[Spatial annotation records]

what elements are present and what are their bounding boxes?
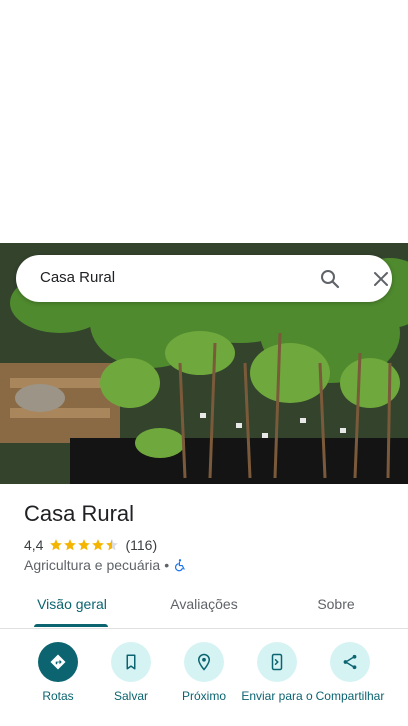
directions-icon [50, 654, 66, 670]
star-icon [64, 539, 77, 551]
action-bar: Rotas Salvar Próximo Enviar para o Compa… [0, 640, 408, 726]
tab-reviews[interactable]: Avaliações [156, 584, 252, 626]
tab-about[interactable]: Sobre [288, 584, 384, 626]
send-to-phone-label: Enviar para o [241, 689, 313, 703]
bookmark-icon [126, 654, 136, 670]
active-tab-indicator [34, 624, 108, 627]
send-to-phone-button[interactable]: Enviar para o [239, 642, 315, 703]
share-icon [343, 654, 357, 670]
nearby-label: Próximo [181, 689, 226, 703]
save-button[interactable]: Salvar [93, 642, 169, 703]
star-icon [92, 539, 105, 551]
share-label: Compartilhar [315, 689, 385, 703]
tab-overview[interactable]: Visão geral [24, 584, 120, 626]
close-icon[interactable] [369, 267, 393, 291]
save-label: Salvar [113, 689, 148, 703]
directions-button[interactable]: Rotas [20, 642, 96, 703]
nearby-button[interactable]: Próximo [166, 642, 242, 703]
review-count[interactable]: (116) [125, 537, 157, 553]
wheelchair-accessible-icon [175, 559, 185, 572]
nearby-icon [197, 653, 211, 671]
directions-label: Rotas [42, 689, 74, 703]
send-to-phone-icon [271, 653, 283, 671]
star-icon [50, 539, 63, 551]
place-title: Casa Rural [24, 501, 135, 526]
share-button[interactable]: Compartilhar [312, 642, 388, 703]
rating-row[interactable]: 4,4 (116) [24, 536, 157, 554]
rating-value: 4,4 [24, 537, 44, 553]
star-rating [49, 538, 119, 552]
category-label: Agricultura e pecuária [24, 557, 161, 573]
half-star-icon [106, 539, 119, 551]
category-row: Agricultura e pecuária • [24, 556, 187, 574]
search-icon[interactable] [318, 267, 342, 291]
star-icon [78, 539, 91, 551]
search-query[interactable]: Casa Rural [40, 269, 115, 286]
place-tabs: Visão geral Avaliações Sobre [0, 584, 408, 629]
search-bar[interactable]: Casa Rural [16, 255, 392, 302]
separator-dot: • [164, 557, 170, 573]
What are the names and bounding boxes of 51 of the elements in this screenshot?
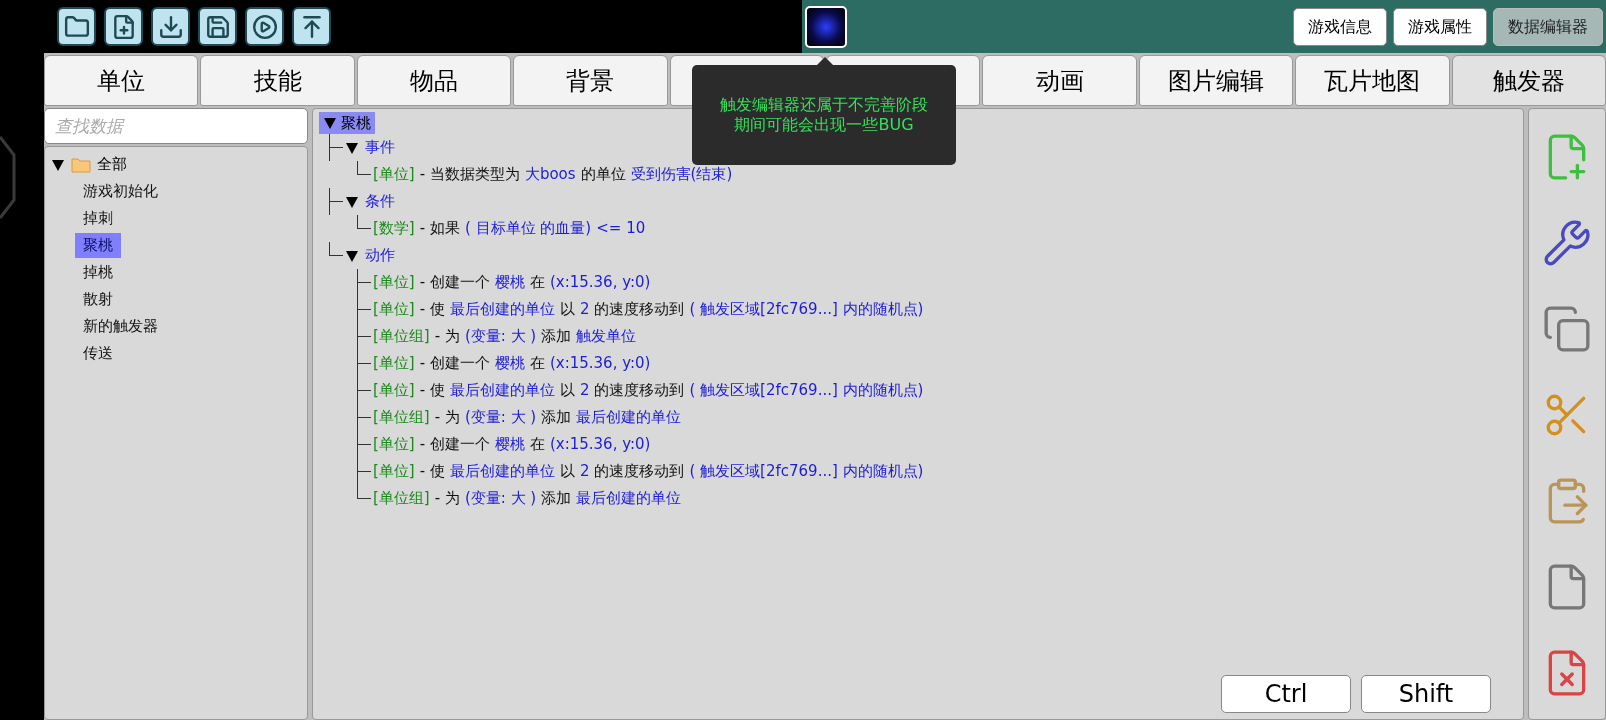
top-button[interactable]: 游戏属性 [1393, 7, 1487, 46]
tree-item[interactable]: 传送 [75, 341, 121, 366]
tab[interactable]: 图片编辑 [1138, 55, 1294, 106]
tab[interactable]: 触发器 [1451, 55, 1606, 106]
tree-item[interactable]: 新的触发器 [75, 314, 166, 339]
top-button[interactable]: 游戏信息 [1293, 7, 1387, 46]
modifier-key-button[interactable]: Ctrl [1221, 675, 1351, 713]
collapse-triangle-icon[interactable] [345, 140, 359, 155]
tree-item[interactable]: 散射 [75, 287, 121, 312]
trigger-statement[interactable]: [单位] - 创建一个 樱桃 在 (x:15.36, y:0) [373, 271, 651, 294]
folder-icon [71, 156, 91, 173]
trigger-statement[interactable]: [单位] - 使 最后创建的单位 以 2 的速度移动到 ( 触发区域[2fc769...] 内的随机点) [373, 379, 924, 402]
tree-item[interactable]: 游戏初始化 [75, 179, 166, 204]
collapse-triangle-icon[interactable] [345, 194, 359, 209]
tooltip-text: 触发编辑器还属于不完善阶段 [720, 95, 928, 115]
trigger-title[interactable]: 聚桃 [319, 112, 375, 134]
tree-item[interactable]: 掉刺 [75, 206, 121, 231]
tab[interactable]: 物品 [356, 55, 512, 106]
folder-icon[interactable] [57, 7, 96, 46]
trigger-statement[interactable]: [数学] - 如果 ( 目标单位 的血量) <= 10 [373, 217, 646, 240]
tree-item[interactable]: 聚桃 [75, 233, 121, 258]
trigger-statement[interactable]: [单位] - 使 最后创建的单位 以 2 的速度移动到 ( 触发区域[2fc769...] 内的随机点) [373, 460, 924, 483]
section-label[interactable]: 条件 [365, 190, 395, 213]
section-label[interactable]: 事件 [365, 136, 395, 159]
upload-icon[interactable] [292, 7, 331, 46]
search-field[interactable]: 查找数据 [44, 108, 308, 144]
save-icon[interactable] [198, 7, 237, 46]
tab[interactable]: 瓦片地图 [1295, 55, 1450, 106]
trigger-statement[interactable]: [单位组] - 为 (变量: 大 ) 添加 触发单位 [373, 325, 637, 348]
trigger-statement[interactable]: [单位组] - 为 (变量: 大 ) 添加 最后创建的单位 [373, 487, 682, 510]
play-icon[interactable] [245, 7, 284, 46]
tab[interactable]: 背景 [513, 55, 668, 106]
tab[interactable]: 动画 [982, 55, 1137, 106]
collapse-triangle-icon[interactable] [323, 116, 337, 130]
trigger-statement[interactable]: [单位组] - 为 (变量: 大 ) 添加 最后创建的单位 [373, 406, 682, 429]
trigger-statement[interactable]: [单位] - 创建一个 樱桃 在 (x:15.36, y:0) [373, 352, 651, 375]
tree-item[interactable]: 全部 [97, 153, 127, 176]
trigger-statement[interactable]: [单位] - 创建一个 樱桃 在 (x:15.36, y:0) [373, 433, 651, 456]
tab[interactable]: 技能 [200, 55, 355, 106]
tree-item[interactable]: 掉桃 [75, 260, 121, 285]
thumbnail-image[interactable] [805, 5, 847, 48]
new-file-icon[interactable] [104, 7, 143, 46]
download-icon[interactable] [151, 7, 190, 46]
trigger-statement[interactable]: [单位] - 当数据类型为 大boos 的单位 受到伤害(结束) [373, 163, 733, 186]
tooltip-text: 期间可能会出现一些BUG [734, 115, 914, 135]
tab[interactable]: 单位 [44, 55, 199, 106]
collapse-triangle-icon[interactable] [51, 157, 65, 172]
trigger-statement[interactable]: [单位] - 使 最后创建的单位 以 2 的速度移动到 ( 触发区域[2fc769...] 内的随机点) [373, 298, 924, 321]
section-label[interactable]: 动作 [365, 244, 395, 267]
modifier-key-button[interactable]: Shift [1361, 675, 1491, 713]
collapse-triangle-icon[interactable] [345, 248, 359, 263]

## WHAT YOU ARE ASKED TO DO
Can you convert all of the data above into a JSON list of strings, with one string per line, blank lines skipped, and the pictures left out?

## RESULT
[
  "what elements are present and what are their bounding boxes?",
  "directions-icon [50, 654, 66, 670]",
  "star-icon [64, 539, 77, 551]",
  "action-bar: Rotas Salvar Próximo Enviar para o Compa… [0, 640, 408, 726]",
  "tab-reviews[interactable]: Avaliações [156, 584, 252, 626]",
  "tab-about[interactable]: Sobre [288, 584, 384, 626]",
  "send-to-phone-label: Enviar para o [241, 689, 313, 703]",
  "bookmark-icon [126, 654, 136, 670]",
  "active-tab-indicator [34, 624, 108, 627]",
  "send-to-phone-button[interactable]: Enviar para o [239, 642, 315, 703]",
  "share-icon [343, 654, 357, 670]",
  "nearby-label: Próximo [181, 689, 226, 703]",
  "save-button[interactable]: Salvar [93, 642, 169, 703]",
  "star-icon [92, 539, 105, 551]",
  "share-label: Compartilhar [315, 689, 385, 703]",
  "tab-overview[interactable]: Visão geral [24, 584, 120, 626]",
  "close-icon[interactable] [369, 267, 393, 291]",
  "save-label: Salvar [113, 689, 148, 703]",
  "directions-button[interactable]: Rotas [20, 642, 96, 703]",
  "nearby-button[interactable]: Próximo [166, 642, 242, 703]",
  "review-count[interactable]: (116) [125, 537, 157, 553]",
  "wheelchair-accessible-icon [175, 559, 185, 572]",
  "nearby-icon [197, 653, 211, 671]",
  "directions-label: Rotas [42, 689, 74, 703]",
  "send-to-phone-icon [271, 653, 283, 671]",
  "star-icon [50, 539, 63, 551]",
  "place-title: Casa Rural [24, 501, 135, 526]",
  "share-button[interactable]: Compartilhar [312, 642, 388, 703]",
  "rating-row[interactable]: 4,4 (116) [24, 536, 157, 554]",
  "rating-value: 4,4 [24, 537, 44, 553]",
  "star-rating [49, 538, 119, 552]",
  "category-label: Agricultura e pecuária [24, 557, 161, 573]",
  "half-star-icon [106, 539, 119, 551]",
  "category-row: Agricultura e pecuária • [24, 556, 187, 574]",
  "search-icon[interactable] [318, 267, 342, 291]",
  "star-icon [78, 539, 91, 551]",
  "search-query[interactable]: Casa Rural [40, 269, 115, 286]",
  "place-tabs: Visão geral Avaliações Sobre [0, 584, 408, 629]",
  "search-bar[interactable]: Casa Rural [16, 255, 392, 302]",
  "separator-dot: • [164, 557, 170, 573]",
  "What are the names and bounding boxes of 51 of the elements in this screenshot?",
  "top-button[interactable]: 游戏属性 [1393, 7, 1487, 46]",
  "tree-item[interactable]: 传送 [75, 341, 121, 366]",
  "tab[interactable]: 图片编辑 [1138, 55, 1294, 106]",
  "tab[interactable]: 触发器 [1451, 55, 1606, 106]",
  "tree-item[interactable]: 新的触发器 [75, 314, 166, 339]",
  "top-button[interactable]: 游戏信息 [1293, 7, 1387, 46]",
  "modifier-key-button[interactable]: Ctrl [1221, 675, 1351, 713]",
  "collapse-triangle-icon[interactable] [345, 140, 359, 155]",
  "tree-item[interactable]: 散射 [75, 287, 121, 312]",
  "trigger-statement[interactable]: [单位] - 创建一个 樱桃 在 (x:15.36, y:0) [373, 271, 651, 294]",
  "folder-icon [71, 156, 91, 173]",
  "trigger-statement[interactable]: [单位] - 使 最后创建的单位 以 2 的速度移动到 ( 触发区域[2fc769...] 内的随机点) [373, 379, 924, 402]",
  "tree-item[interactable]: 游戏初始化 [75, 179, 166, 204]",
  "collapse-triangle-icon[interactable] [345, 194, 359, 209]",
  "tooltip-text: 触发编辑器还属于不完善阶段 [720, 95, 928, 115]",
  "trigger-title[interactable]: 聚桃 [319, 112, 375, 134]",
  "tree-item[interactable]: 掉刺 [75, 206, 121, 231]",
  "tab[interactable]: 物品 [356, 55, 512, 106]",
  "folder-icon[interactable] [57, 7, 96, 46]",
  "trigger-statement[interactable]: [数学] - 如果 ( 目标单位 的血量) <= 10 [373, 217, 646, 240]",
  "tree-item[interactable]: 聚桃 [75, 233, 121, 258]",
  "trigger-statement[interactable]: [单位] - 使 最后创建的单位 以 2 的速度移动到 ( 触发区域[2fc769...] 内的随机点) [373, 460, 924, 483]",
  "section-label[interactable]: 条件 [365, 190, 395, 213]",
  "section-label[interactable]: 事件 [365, 136, 395, 159]",
  "upload-icon[interactable] [292, 7, 331, 46]",
  "search-field[interactable]: 查找数据 [44, 108, 308, 144]",
  "save-icon[interactable] [198, 7, 237, 46]",
  "tab[interactable]: 瓦片地图 [1295, 55, 1450, 106]",
  "trigger-statement[interactable]: [单位组] - 为 (变量: 大 ) 添加 触发单位 [373, 325, 637, 348]",
  "trigger-statement[interactable]: [单位组] - 为 (变量: 大 ) 添加 最后创建的单位 [373, 487, 682, 510]",
  "play-icon[interactable] [245, 7, 284, 46]",
  "tab[interactable]: 背景 [513, 55, 668, 106]",
  "tab[interactable]: 动画 [982, 55, 1137, 106]",
  "collapse-triangle-icon[interactable] [323, 116, 337, 130]",
  "trigger-statement[interactable]: [单位组] - 为 (变量: 大 ) 添加 最后创建的单位 [373, 406, 682, 429]",
  "trigger-statement[interactable]: [单位] - 创建一个 樱桃 在 (x:15.36, y:0) [373, 352, 651, 375]",
  "tree-item[interactable]: 全部 [97, 153, 127, 176]",
  "trigger-statement[interactable]: [单位] - 创建一个 樱桃 在 (x:15.36, y:0) [373, 433, 651, 456]",
  "tab[interactable]: 技能 [200, 55, 355, 106]",
  "tree-item[interactable]: 掉桃 [75, 260, 121, 285]",
  "thumbnail-image[interactable] [805, 5, 847, 48]",
  "new-file-icon[interactable] [104, 7, 143, 46]",
  "download-icon[interactable] [151, 7, 190, 46]",
  "trigger-statement[interactable]: [单位] - 当数据类型为 大boos 的单位 受到伤害(结束) [373, 163, 733, 186]",
  "tooltip-text: 期间可能会出现一些BUG [734, 115, 914, 135]",
  "tab[interactable]: 单位 [44, 55, 199, 106]",
  "collapse-triangle-icon[interactable] [51, 157, 65, 172]",
  "trigger-statement[interactable]: [单位] - 使 最后创建的单位 以 2 的速度移动到 ( 触发区域[2fc769...] 内的随机点) [373, 298, 924, 321]",
  "section-label[interactable]: 动作 [365, 244, 395, 267]",
  "modifier-key-button[interactable]: Shift [1361, 675, 1491, 713]",
  "collapse-triangle-icon[interactable] [345, 248, 359, 263]"
]